→ Requirement
Copy the lines below word for word.

Region annotation records

* Begin *

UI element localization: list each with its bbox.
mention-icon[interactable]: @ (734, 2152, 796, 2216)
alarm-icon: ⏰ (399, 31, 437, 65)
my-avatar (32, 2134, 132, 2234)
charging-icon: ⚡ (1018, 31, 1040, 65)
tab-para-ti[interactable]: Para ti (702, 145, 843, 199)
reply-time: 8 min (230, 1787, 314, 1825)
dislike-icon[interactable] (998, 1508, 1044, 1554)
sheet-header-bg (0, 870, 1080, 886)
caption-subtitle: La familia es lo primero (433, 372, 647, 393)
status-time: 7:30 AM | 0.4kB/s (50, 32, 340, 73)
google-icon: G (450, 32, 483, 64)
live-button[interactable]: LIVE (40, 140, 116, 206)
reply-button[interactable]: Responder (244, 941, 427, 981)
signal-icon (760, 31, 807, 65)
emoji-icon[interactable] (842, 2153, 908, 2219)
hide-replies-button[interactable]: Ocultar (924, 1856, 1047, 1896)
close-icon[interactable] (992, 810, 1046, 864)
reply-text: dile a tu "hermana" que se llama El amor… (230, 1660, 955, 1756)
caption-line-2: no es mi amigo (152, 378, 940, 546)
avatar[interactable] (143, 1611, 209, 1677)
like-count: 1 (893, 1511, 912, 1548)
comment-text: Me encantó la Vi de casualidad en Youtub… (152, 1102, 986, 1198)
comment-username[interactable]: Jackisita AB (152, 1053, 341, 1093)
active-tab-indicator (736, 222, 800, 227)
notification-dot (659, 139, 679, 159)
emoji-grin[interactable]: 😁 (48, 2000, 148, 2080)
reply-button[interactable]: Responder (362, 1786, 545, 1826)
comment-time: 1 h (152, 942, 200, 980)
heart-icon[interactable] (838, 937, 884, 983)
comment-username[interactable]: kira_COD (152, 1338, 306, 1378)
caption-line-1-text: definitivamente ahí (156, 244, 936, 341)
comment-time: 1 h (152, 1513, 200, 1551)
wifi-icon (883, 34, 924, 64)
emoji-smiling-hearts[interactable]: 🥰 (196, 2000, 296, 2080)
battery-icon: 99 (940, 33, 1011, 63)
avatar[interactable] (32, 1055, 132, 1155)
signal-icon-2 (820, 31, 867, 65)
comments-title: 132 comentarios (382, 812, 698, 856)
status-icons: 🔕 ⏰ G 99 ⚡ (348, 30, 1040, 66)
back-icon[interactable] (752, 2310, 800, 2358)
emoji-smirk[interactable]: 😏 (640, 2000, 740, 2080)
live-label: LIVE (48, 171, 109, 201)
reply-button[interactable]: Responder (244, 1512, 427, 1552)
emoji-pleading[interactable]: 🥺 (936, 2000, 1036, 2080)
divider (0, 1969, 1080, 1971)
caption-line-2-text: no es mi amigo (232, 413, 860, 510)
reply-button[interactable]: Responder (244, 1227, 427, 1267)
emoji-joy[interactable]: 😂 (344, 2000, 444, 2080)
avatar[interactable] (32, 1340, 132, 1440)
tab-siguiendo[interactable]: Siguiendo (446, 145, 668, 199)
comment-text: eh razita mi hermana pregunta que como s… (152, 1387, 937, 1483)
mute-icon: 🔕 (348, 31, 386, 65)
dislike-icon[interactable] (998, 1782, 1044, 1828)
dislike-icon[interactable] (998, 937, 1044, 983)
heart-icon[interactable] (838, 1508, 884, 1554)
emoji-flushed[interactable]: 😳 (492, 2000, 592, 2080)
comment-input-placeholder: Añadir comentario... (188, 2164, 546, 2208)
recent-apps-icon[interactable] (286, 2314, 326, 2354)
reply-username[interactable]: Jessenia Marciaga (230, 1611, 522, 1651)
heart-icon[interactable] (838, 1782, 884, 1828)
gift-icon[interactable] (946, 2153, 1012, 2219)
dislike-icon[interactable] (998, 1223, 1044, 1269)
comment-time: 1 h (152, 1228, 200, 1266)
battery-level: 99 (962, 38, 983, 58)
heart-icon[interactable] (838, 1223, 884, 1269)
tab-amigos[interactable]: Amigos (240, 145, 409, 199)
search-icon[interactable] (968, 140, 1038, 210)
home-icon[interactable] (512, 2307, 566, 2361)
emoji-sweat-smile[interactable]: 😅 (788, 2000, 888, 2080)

* End *

→ Output for this exercise
UI element localization: list each with its bbox.
mention-icon[interactable]: @ (734, 2152, 796, 2216)
alarm-icon: ⏰ (399, 31, 437, 65)
my-avatar (32, 2134, 132, 2234)
charging-icon: ⚡ (1018, 31, 1040, 65)
tab-para-ti[interactable]: Para ti (702, 145, 843, 199)
reply-time: 8 min (230, 1787, 314, 1825)
dislike-icon[interactable] (998, 1508, 1044, 1554)
sheet-header-bg (0, 870, 1080, 886)
caption-subtitle: La familia es lo primero (433, 372, 647, 393)
status-time: 7:30 AM | 0.4kB/s (50, 32, 340, 73)
google-icon: G (450, 32, 483, 64)
live-button[interactable]: LIVE (40, 140, 116, 206)
reply-button[interactable]: Responder (244, 941, 427, 981)
signal-icon (760, 31, 807, 65)
emoji-icon[interactable] (842, 2153, 908, 2219)
hide-replies-button[interactable]: Ocultar (924, 1856, 1047, 1896)
close-icon[interactable] (992, 810, 1046, 864)
reply-text: dile a tu "hermana" que se llama El amor… (230, 1660, 955, 1756)
caption-line-2: no es mi amigo (152, 378, 940, 546)
avatar[interactable] (143, 1611, 209, 1677)
like-count: 1 (893, 1511, 912, 1548)
comment-text: Me encantó la Vi de casualidad en Youtub… (152, 1102, 986, 1198)
comment-username[interactable]: Jackisita AB (152, 1053, 341, 1093)
active-tab-indicator (736, 222, 800, 227)
notification-dot (659, 139, 679, 159)
emoji-grin[interactable]: 😁 (48, 2000, 148, 2080)
reply-button[interactable]: Responder (362, 1786, 545, 1826)
comment-time: 1 h (152, 942, 200, 980)
heart-icon[interactable] (838, 937, 884, 983)
comment-username[interactable]: kira_COD (152, 1338, 306, 1378)
caption-line-1-text: definitivamente ahí (156, 244, 936, 341)
comment-time: 1 h (152, 1513, 200, 1551)
wifi-icon (883, 34, 924, 64)
emoji-smiling-hearts[interactable]: 🥰 (196, 2000, 296, 2080)
battery-icon: 99 (940, 33, 1011, 63)
avatar[interactable] (32, 1055, 132, 1155)
signal-icon-2 (820, 31, 867, 65)
comments-title: 132 comentarios (382, 812, 698, 856)
status-icons: 🔕 ⏰ G 99 ⚡ (348, 30, 1040, 66)
back-icon[interactable] (752, 2310, 800, 2358)
emoji-smirk[interactable]: 😏 (640, 2000, 740, 2080)
live-label: LIVE (48, 171, 109, 201)
reply-button[interactable]: Responder (244, 1512, 427, 1552)
emoji-pleading[interactable]: 🥺 (936, 2000, 1036, 2080)
divider (0, 1969, 1080, 1971)
caption-line-2-text: no es mi amigo (232, 413, 860, 510)
reply-button[interactable]: Responder (244, 1227, 427, 1267)
emoji-joy[interactable]: 😂 (344, 2000, 444, 2080)
avatar[interactable] (32, 1340, 132, 1440)
tab-siguiendo[interactable]: Siguiendo (446, 145, 668, 199)
comment-text: eh razita mi hermana pregunta que como s… (152, 1387, 937, 1483)
mute-icon: 🔕 (348, 31, 386, 65)
dislike-icon[interactable] (998, 1782, 1044, 1828)
dislike-icon[interactable] (998, 937, 1044, 983)
heart-icon[interactable] (838, 1508, 884, 1554)
emoji-flushed[interactable]: 😳 (492, 2000, 592, 2080)
comment-input-placeholder: Añadir comentario... (188, 2164, 546, 2208)
recent-apps-icon[interactable] (286, 2314, 326, 2354)
reply-username[interactable]: Jessenia Marciaga (230, 1611, 522, 1651)
heart-icon[interactable] (838, 1782, 884, 1828)
gift-icon[interactable] (946, 2153, 1012, 2219)
dislike-icon[interactable] (998, 1223, 1044, 1269)
comment-time: 1 h (152, 1228, 200, 1266)
battery-level: 99 (962, 38, 983, 58)
heart-icon[interactable] (838, 1223, 884, 1269)
tab-amigos[interactable]: Amigos (240, 145, 409, 199)
search-icon[interactable] (968, 140, 1038, 210)
home-icon[interactable] (512, 2307, 566, 2361)
emoji-sweat-smile[interactable]: 😅 (788, 2000, 888, 2080)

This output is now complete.